(Items listed in a dataset)
□ □ □

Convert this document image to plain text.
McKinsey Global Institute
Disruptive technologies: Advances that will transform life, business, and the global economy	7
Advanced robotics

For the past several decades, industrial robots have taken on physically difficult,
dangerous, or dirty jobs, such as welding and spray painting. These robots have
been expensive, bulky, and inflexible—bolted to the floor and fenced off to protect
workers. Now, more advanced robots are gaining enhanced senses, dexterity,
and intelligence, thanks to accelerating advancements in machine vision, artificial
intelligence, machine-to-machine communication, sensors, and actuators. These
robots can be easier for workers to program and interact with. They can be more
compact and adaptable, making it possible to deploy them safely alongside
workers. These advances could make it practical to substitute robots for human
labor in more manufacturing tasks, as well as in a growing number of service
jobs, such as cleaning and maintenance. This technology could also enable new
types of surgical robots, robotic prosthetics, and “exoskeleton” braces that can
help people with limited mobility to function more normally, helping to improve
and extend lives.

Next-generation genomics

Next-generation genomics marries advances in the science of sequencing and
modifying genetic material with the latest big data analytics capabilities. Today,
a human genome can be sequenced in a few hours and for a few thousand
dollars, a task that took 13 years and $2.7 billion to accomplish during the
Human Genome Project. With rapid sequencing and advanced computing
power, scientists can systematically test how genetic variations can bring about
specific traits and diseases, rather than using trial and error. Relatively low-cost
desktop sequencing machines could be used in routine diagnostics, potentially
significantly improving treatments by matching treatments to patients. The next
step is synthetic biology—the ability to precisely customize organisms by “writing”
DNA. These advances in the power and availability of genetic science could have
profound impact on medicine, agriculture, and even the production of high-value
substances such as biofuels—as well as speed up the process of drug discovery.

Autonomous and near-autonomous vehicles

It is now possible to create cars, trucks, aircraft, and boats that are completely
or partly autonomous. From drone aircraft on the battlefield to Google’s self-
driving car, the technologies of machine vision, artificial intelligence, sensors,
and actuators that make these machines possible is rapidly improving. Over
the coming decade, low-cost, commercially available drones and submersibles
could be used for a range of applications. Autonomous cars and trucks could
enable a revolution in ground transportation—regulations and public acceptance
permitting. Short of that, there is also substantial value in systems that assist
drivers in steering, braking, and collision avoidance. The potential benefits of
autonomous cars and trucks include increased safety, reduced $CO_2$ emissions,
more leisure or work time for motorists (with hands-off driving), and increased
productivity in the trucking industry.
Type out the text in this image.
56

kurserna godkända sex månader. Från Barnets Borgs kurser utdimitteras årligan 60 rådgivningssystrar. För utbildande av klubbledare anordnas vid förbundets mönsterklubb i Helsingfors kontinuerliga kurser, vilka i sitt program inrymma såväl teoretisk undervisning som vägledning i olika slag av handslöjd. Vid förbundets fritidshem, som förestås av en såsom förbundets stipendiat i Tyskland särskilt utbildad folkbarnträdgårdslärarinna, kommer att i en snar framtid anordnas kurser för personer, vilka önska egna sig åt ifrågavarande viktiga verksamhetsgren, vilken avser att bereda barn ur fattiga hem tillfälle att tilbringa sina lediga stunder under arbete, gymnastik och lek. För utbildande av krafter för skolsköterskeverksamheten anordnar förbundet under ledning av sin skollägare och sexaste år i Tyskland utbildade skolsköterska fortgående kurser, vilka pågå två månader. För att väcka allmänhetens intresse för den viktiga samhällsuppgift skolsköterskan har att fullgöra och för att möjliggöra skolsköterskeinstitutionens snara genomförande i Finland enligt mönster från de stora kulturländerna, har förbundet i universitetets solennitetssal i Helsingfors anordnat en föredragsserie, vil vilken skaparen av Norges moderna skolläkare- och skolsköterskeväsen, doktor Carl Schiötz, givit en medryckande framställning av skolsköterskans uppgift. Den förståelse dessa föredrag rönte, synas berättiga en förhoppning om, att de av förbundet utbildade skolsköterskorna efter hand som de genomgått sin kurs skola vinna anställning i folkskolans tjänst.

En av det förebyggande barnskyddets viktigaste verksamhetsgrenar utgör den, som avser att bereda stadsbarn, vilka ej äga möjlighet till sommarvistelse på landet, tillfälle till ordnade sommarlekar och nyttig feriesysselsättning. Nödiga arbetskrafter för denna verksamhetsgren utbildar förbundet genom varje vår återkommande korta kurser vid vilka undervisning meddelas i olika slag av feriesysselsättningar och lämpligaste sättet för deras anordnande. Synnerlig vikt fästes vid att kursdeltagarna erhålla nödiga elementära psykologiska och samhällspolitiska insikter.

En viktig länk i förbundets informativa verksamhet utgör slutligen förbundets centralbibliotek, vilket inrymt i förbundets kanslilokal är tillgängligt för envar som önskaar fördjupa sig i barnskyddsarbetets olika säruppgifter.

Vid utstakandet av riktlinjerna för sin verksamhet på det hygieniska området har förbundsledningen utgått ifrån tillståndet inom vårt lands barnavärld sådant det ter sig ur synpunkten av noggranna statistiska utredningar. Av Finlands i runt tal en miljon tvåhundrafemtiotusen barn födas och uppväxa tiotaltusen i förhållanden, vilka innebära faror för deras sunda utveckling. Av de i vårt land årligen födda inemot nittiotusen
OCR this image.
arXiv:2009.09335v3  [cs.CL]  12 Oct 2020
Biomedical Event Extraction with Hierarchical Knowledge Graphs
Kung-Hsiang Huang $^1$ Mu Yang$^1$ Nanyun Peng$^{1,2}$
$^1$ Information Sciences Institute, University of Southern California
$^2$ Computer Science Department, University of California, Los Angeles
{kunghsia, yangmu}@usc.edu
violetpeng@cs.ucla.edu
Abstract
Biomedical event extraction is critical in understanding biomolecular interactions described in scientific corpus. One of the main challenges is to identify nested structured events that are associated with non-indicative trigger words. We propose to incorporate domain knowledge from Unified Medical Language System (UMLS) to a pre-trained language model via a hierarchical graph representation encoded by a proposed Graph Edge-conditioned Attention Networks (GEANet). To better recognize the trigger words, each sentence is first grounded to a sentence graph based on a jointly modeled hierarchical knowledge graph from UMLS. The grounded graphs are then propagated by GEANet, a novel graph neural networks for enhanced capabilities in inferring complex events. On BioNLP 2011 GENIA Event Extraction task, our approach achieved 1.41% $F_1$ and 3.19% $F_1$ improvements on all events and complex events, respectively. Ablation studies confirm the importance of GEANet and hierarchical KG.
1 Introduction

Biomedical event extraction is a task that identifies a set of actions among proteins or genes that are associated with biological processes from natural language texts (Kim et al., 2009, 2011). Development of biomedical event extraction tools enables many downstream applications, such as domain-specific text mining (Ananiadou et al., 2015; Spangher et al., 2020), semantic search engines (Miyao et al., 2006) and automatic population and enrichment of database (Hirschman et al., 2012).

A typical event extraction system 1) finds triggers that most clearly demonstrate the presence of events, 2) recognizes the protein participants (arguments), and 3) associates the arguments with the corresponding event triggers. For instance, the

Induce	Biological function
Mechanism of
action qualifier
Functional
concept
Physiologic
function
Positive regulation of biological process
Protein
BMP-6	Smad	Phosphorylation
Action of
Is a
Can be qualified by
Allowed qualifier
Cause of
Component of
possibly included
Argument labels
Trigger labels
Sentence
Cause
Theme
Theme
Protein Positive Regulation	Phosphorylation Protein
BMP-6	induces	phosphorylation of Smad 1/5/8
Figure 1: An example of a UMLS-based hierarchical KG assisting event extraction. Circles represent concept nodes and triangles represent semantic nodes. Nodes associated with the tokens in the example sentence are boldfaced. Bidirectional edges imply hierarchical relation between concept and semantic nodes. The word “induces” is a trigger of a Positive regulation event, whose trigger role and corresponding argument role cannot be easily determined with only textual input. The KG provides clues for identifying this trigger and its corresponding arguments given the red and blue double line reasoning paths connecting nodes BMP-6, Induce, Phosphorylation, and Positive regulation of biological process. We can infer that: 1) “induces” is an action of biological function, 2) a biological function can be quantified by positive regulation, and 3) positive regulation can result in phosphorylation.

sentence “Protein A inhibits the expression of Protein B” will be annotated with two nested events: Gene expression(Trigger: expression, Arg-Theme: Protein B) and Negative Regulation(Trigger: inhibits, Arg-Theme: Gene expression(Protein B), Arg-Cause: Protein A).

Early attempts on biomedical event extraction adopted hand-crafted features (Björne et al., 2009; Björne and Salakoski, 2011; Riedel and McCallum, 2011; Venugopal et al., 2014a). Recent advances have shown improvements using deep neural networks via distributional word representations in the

□ □ □

» **Try it**:
From the entries, copy out each line containing the word "University".

» **Answer section**:
$^1$ Information Sciences Institute, University of Southern California
$^2$ Computer Science Department, University of California, Los Angeles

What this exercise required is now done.